* Work required
From the entries below, copy every line holding the word "trio".

--- start ---

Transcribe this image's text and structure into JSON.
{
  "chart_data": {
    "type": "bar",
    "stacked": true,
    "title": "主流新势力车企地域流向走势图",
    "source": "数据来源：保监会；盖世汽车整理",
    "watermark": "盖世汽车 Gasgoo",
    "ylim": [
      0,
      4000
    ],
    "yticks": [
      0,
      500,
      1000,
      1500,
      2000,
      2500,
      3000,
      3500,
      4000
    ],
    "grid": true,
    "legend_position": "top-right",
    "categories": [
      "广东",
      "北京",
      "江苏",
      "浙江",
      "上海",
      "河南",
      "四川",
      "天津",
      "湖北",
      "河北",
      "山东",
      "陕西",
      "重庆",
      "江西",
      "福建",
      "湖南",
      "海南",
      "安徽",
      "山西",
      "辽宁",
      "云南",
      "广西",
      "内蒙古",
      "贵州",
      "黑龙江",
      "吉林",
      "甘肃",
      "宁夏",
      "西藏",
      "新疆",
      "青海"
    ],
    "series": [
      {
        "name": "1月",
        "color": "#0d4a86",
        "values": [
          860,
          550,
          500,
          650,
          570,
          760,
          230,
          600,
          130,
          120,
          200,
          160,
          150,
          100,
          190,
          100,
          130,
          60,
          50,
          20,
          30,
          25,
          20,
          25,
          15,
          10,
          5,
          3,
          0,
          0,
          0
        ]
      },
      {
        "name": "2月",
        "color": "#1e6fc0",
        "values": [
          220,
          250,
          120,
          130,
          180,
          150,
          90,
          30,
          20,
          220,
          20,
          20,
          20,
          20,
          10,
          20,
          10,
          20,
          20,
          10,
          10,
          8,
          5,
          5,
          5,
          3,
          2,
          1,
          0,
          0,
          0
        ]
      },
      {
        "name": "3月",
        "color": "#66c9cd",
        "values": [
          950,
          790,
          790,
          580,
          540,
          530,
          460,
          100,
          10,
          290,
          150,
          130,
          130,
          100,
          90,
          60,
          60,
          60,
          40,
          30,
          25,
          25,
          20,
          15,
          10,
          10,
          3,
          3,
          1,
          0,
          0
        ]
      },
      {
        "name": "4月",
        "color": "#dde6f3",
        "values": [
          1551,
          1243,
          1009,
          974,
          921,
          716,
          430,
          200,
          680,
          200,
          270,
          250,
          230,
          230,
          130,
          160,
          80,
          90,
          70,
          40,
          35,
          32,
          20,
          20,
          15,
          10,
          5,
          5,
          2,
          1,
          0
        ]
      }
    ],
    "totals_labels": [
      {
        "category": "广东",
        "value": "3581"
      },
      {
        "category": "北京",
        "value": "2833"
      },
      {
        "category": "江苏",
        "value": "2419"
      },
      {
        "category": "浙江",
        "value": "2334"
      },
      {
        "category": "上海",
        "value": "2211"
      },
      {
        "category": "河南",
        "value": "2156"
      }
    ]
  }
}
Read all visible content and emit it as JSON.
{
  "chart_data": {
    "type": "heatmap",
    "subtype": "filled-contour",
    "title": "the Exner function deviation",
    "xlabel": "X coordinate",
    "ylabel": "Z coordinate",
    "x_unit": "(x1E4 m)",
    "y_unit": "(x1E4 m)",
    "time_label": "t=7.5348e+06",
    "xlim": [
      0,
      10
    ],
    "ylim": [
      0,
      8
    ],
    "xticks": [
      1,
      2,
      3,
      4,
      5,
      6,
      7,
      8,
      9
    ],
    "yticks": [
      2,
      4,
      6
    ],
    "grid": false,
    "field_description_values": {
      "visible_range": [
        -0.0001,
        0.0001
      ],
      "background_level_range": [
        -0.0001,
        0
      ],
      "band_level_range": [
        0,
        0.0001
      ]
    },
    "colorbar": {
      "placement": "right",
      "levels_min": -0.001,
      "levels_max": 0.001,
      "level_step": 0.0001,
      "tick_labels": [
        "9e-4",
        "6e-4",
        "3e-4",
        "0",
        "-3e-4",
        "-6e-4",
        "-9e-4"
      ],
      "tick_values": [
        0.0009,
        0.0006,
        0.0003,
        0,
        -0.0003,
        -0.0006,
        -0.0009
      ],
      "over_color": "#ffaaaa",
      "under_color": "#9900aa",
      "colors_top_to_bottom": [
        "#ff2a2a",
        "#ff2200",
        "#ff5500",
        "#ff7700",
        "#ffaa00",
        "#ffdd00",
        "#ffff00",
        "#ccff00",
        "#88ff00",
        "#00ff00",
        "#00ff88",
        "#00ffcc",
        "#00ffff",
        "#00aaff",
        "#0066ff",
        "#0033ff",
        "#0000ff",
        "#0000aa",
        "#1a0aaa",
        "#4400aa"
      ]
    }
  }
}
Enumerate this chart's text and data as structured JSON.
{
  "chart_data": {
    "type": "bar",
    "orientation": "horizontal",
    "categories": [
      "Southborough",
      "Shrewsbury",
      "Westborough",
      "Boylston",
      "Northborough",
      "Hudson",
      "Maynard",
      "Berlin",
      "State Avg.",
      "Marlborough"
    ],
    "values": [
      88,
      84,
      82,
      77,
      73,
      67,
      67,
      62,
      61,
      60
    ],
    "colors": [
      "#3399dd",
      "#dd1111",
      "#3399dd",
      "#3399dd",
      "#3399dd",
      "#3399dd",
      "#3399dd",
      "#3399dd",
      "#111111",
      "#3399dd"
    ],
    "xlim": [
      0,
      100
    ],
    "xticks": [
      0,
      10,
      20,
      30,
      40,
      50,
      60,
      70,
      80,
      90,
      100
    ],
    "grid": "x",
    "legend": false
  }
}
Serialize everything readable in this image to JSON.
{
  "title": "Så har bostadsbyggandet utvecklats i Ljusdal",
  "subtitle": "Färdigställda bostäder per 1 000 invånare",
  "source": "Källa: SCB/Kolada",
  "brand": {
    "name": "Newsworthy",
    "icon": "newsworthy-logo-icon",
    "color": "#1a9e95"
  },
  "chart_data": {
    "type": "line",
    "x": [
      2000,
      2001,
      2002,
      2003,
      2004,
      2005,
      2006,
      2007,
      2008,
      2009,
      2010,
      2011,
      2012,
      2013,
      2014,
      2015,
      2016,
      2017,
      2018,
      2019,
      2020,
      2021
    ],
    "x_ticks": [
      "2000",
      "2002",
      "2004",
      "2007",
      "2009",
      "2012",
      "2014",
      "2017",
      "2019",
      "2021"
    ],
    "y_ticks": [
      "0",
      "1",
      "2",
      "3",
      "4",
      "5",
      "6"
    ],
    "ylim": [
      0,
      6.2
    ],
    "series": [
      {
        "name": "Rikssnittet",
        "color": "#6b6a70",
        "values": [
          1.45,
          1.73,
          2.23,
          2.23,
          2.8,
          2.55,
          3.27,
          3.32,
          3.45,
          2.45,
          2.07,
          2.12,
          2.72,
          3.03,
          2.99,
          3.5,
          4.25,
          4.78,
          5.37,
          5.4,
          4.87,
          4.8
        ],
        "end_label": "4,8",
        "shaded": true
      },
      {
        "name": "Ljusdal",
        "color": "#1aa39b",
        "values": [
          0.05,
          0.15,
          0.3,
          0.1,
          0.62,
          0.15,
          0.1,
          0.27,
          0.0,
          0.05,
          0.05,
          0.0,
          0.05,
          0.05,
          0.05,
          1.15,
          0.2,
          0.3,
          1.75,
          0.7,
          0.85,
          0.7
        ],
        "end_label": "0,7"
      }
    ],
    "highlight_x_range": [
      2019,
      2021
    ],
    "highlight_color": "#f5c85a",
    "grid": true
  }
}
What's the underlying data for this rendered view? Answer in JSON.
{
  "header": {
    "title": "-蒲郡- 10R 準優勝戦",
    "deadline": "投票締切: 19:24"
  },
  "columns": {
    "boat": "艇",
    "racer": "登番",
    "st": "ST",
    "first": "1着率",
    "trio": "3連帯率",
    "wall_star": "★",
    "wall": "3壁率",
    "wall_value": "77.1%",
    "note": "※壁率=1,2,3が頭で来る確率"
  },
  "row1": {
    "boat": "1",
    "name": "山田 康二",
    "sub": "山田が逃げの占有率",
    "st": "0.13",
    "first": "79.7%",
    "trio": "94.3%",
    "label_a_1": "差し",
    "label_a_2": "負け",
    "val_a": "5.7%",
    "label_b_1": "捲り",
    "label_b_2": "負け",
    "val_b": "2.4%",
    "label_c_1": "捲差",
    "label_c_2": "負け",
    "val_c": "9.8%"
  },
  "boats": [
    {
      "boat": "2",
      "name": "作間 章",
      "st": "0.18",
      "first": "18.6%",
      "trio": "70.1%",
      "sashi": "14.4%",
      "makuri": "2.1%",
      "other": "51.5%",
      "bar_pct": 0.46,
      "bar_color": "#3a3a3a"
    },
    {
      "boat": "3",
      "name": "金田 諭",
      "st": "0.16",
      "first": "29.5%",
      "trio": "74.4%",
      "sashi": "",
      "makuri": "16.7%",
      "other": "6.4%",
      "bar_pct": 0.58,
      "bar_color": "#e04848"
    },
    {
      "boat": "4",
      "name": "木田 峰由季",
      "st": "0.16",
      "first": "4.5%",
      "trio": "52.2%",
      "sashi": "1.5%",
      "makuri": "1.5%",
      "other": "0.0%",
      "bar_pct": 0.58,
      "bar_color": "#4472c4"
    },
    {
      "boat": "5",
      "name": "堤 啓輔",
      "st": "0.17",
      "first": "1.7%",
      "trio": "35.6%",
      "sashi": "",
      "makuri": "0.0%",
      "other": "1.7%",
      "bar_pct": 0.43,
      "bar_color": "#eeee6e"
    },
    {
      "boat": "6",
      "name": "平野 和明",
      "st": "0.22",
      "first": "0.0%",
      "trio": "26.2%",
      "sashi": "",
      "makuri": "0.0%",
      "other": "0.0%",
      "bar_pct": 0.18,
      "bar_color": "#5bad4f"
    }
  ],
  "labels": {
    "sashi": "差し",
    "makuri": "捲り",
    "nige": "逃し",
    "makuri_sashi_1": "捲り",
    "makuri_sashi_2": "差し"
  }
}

--- end ---

* Full solution
    "trio": "3連帯率",
    "trio": "94.3%",
      "trio": "70.1%",
      "trio": "74.4%",
      "trio": "52.2%",
      "trio": "35.6%",
      "trio": "26.2%",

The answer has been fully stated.